__Task requirements__
Make an exact copy of all the entries, with the pictures left out.

__Material for this exercise__

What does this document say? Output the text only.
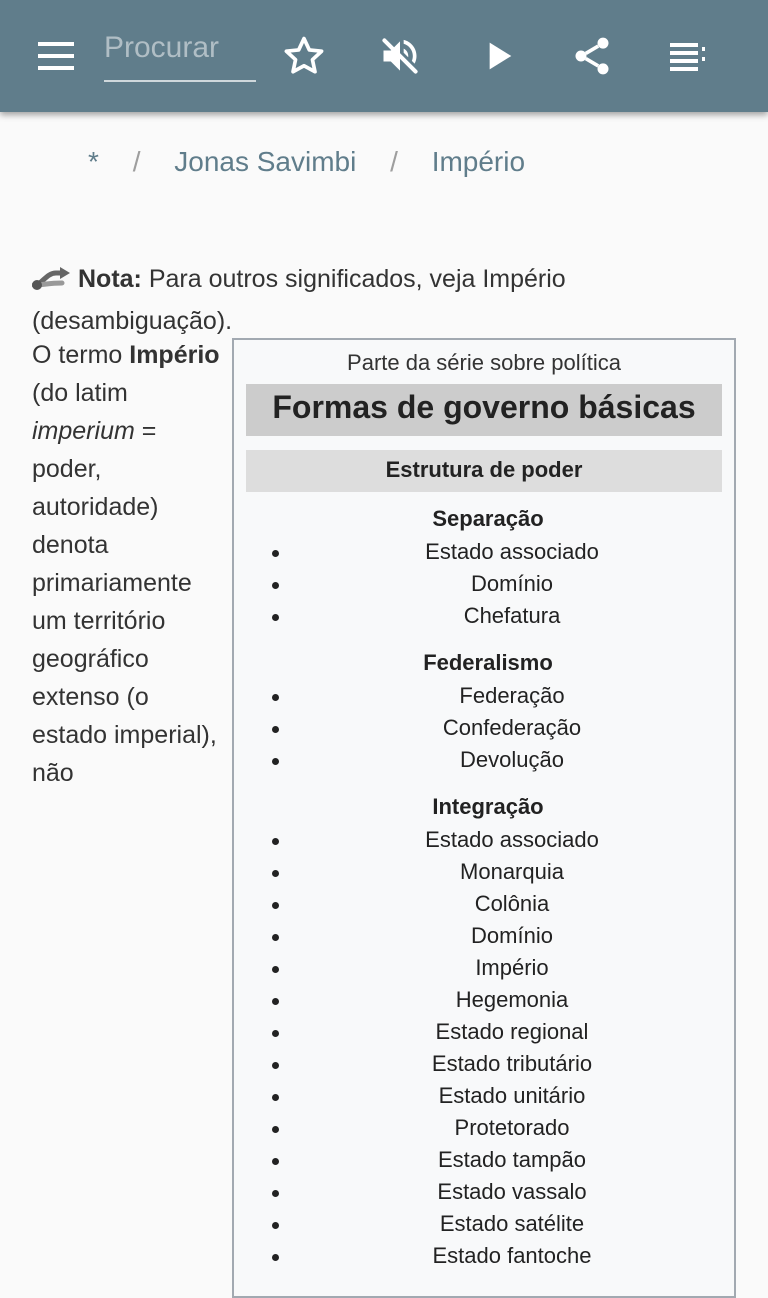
Procurar
* / Jonas Savimbi / Império
Nota: Para outros significados, veja Império (desambiguação).
O termo Império (do latim imperium = poder, autoridade) denota primariamente um território geográfico extenso (o estado imperial), não
Parte da série sobre política
Formas de governo básicas
Estrutura de poder
Separação
Estado associado
Domínio
Chefatura
Federalismo
Federação
Confederação
Devolução
Integração
Estado associado
Monarquia
Colônia
Domínio
Império
Hegemonia
Estado regional
Estado tributário
Estado unitário
Protetorado
Estado tampão
Estado vassalo
Estado satélite
Estado fantoche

__Response to the task__
What does this document say? Output the text only.
Procurar
* / Jonas Savimbi / Império
Nota: Para outros significados, veja Império (desambiguação).
O termo Império (do latim imperium = poder, autoridade) denota primariamente um território geográfico extenso (o estado imperial), não
Parte da série sobre política
Formas de governo básicas
Estrutura de poder
Separação
Estado associado
Domínio
Chefatura
Federalismo
Federação
Confederação
Devolução
Integração
Estado associado
Monarquia
Colônia
Domínio
Império
Hegemonia
Estado regional
Estado tributário
Estado unitário
Protetorado
Estado tampão
Estado vassalo
Estado satélite
Estado fantoche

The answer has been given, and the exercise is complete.